### Set problem
In the records that follow, locate every line with "during" and extract it.

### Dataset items

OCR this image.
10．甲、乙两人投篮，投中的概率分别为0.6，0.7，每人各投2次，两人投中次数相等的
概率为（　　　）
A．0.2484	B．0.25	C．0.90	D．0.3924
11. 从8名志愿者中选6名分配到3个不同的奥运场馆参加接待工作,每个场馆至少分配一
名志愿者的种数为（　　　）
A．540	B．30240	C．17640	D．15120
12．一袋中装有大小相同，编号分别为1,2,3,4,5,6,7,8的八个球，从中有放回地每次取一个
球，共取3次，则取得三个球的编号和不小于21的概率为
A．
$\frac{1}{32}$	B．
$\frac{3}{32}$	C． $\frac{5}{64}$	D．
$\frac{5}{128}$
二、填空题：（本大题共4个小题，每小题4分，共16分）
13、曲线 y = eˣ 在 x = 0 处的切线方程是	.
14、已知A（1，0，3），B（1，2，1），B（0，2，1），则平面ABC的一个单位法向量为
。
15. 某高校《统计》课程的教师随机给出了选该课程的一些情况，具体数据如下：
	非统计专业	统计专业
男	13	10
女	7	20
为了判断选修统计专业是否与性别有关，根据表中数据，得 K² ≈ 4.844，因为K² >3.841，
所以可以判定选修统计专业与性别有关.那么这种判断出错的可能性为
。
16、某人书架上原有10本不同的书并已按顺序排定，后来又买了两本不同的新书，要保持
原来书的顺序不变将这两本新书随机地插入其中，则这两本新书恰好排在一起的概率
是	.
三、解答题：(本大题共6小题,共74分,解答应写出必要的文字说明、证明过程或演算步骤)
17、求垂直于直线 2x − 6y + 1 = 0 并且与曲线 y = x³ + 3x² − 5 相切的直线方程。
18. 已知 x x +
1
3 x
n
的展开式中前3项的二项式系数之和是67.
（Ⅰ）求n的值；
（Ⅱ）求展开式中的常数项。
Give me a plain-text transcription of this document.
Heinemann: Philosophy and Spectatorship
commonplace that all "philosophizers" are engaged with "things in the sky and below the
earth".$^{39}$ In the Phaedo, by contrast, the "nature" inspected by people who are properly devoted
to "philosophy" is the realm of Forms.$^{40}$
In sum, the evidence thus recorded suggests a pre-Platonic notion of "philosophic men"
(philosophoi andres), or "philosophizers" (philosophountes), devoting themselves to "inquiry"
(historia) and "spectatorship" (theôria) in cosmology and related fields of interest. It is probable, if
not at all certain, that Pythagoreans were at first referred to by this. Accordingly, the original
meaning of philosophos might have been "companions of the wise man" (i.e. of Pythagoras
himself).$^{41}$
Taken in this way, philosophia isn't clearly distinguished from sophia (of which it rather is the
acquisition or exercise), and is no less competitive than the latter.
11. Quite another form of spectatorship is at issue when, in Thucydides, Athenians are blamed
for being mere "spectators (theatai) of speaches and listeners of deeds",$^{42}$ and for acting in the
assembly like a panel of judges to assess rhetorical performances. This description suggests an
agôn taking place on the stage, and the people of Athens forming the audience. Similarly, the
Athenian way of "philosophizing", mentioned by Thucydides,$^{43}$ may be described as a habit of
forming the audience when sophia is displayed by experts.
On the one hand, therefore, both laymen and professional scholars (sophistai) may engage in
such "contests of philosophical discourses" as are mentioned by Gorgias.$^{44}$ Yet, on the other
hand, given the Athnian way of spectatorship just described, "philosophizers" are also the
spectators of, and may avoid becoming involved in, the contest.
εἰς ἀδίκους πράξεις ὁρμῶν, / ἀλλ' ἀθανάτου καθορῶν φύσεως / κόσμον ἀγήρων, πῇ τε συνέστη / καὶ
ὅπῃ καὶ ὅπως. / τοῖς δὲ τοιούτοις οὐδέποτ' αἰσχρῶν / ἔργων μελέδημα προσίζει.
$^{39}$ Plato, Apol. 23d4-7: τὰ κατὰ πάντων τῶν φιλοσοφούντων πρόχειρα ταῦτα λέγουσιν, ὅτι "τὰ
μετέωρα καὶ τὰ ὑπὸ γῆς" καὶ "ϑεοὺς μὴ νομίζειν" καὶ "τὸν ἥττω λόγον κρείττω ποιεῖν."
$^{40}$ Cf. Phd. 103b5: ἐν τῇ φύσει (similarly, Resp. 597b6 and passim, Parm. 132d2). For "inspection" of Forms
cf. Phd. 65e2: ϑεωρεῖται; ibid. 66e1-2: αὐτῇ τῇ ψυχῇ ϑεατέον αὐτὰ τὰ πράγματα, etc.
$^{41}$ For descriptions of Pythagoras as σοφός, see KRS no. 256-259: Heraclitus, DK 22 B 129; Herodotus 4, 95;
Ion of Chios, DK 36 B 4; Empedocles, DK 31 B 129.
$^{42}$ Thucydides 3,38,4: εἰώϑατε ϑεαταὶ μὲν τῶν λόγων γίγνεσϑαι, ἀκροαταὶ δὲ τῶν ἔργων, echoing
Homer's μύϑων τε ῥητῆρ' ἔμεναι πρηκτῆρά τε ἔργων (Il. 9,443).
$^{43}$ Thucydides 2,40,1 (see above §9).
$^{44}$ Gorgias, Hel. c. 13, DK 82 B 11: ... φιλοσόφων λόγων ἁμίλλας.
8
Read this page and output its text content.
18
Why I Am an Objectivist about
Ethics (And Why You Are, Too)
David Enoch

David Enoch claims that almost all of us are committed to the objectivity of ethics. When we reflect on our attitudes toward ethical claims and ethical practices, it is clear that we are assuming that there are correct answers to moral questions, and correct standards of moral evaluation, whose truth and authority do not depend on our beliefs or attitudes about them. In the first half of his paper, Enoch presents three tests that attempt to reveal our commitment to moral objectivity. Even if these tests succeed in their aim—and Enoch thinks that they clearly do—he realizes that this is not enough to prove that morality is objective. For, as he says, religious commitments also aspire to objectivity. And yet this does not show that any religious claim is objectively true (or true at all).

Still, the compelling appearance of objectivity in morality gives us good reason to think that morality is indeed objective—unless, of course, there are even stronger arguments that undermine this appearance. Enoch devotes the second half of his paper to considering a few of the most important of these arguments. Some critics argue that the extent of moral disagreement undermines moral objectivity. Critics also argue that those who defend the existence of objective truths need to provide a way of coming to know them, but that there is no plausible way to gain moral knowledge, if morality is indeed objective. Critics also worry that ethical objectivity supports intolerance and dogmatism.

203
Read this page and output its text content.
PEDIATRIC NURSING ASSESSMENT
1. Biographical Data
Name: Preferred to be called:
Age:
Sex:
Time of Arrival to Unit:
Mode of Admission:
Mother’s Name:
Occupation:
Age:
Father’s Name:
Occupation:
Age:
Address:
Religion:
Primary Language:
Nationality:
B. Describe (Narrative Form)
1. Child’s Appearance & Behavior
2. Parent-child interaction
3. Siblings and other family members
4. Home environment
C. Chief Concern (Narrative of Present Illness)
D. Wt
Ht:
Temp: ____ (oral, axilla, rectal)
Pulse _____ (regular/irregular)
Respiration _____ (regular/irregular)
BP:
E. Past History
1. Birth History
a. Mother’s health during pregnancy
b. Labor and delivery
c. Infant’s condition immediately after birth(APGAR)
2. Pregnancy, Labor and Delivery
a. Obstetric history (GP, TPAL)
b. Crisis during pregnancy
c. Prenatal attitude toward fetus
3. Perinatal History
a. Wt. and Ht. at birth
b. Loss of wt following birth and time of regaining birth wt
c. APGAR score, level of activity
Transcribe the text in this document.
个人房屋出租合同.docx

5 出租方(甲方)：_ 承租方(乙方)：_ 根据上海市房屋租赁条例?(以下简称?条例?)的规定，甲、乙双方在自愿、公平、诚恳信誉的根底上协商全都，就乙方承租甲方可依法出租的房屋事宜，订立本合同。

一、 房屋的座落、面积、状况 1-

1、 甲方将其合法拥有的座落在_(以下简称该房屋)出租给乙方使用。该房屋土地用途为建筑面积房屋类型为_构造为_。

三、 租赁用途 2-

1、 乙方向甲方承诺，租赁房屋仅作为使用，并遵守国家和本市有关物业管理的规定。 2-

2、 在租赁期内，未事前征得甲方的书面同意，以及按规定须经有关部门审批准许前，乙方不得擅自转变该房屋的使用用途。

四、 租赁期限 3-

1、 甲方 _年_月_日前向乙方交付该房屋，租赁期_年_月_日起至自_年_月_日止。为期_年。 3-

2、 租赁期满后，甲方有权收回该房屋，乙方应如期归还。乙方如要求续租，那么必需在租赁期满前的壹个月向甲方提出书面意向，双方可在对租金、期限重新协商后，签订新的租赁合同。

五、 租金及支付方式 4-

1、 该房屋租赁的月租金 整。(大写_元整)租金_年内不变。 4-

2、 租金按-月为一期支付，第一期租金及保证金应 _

### The result
a. Mother’s health during pregnancy
b. Crisis during pregnancy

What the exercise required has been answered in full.